→ **TASK DIRECTIONS**
The listing below is to be output in its exact form.
━━━━━━━━
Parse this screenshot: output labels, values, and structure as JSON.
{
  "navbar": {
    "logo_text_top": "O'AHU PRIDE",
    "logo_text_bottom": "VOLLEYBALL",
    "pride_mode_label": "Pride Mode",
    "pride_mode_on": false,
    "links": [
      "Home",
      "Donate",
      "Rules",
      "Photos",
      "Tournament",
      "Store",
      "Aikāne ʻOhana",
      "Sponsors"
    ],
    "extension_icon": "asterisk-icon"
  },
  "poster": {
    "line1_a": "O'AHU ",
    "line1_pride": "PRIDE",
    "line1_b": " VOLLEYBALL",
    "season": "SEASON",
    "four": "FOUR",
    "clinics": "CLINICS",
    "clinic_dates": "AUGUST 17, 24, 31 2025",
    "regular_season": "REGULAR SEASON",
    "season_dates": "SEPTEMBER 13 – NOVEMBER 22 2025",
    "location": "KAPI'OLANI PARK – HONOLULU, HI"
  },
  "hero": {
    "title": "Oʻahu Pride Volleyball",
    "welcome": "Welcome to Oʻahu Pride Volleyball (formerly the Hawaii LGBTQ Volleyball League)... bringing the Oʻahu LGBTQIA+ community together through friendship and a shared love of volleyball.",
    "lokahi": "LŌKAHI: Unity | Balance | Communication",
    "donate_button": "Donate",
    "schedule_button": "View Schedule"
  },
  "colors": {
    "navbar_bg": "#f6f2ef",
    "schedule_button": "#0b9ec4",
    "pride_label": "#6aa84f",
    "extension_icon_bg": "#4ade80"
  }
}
━━━━━━━━
→ **SOLUTION FOR THIS TASK**
Parse this screenshot: output labels, values, and structure as JSON.
{
  "navbar": {
    "logo_text_top": "O'AHU PRIDE",
    "logo_text_bottom": "VOLLEYBALL",
    "pride_mode_label": "Pride Mode",
    "pride_mode_on": false,
    "links": [
      "Home",
      "Donate",
      "Rules",
      "Photos",
      "Tournament",
      "Store",
      "Aikāne ʻOhana",
      "Sponsors"
    ],
    "extension_icon": "asterisk-icon"
  },
  "poster": {
    "line1_a": "O'AHU ",
    "line1_pride": "PRIDE",
    "line1_b": " VOLLEYBALL",
    "season": "SEASON",
    "four": "FOUR",
    "clinics": "CLINICS",
    "clinic_dates": "AUGUST 17, 24, 31 2025",
    "regular_season": "REGULAR SEASON",
    "season_dates": "SEPTEMBER 13 – NOVEMBER 22 2025",
    "location": "KAPI'OLANI PARK – HONOLULU, HI"
  },
  "hero": {
    "title": "Oʻahu Pride Volleyball",
    "welcome": "Welcome to Oʻahu Pride Volleyball (formerly the Hawaii LGBTQ Volleyball League)... bringing the Oʻahu LGBTQIA+ community together through friendship and a shared love of volleyball.",
    "lokahi": "LŌKAHI: Unity | Balance | Communication",
    "donate_button": "Donate",
    "schedule_button": "View Schedule"
  },
  "colors": {
    "navbar_bg": "#f6f2ef",
    "schedule_button": "#0b9ec4",
    "pride_label": "#6aa84f",
    "extension_icon_bg": "#4ade80"
  }
}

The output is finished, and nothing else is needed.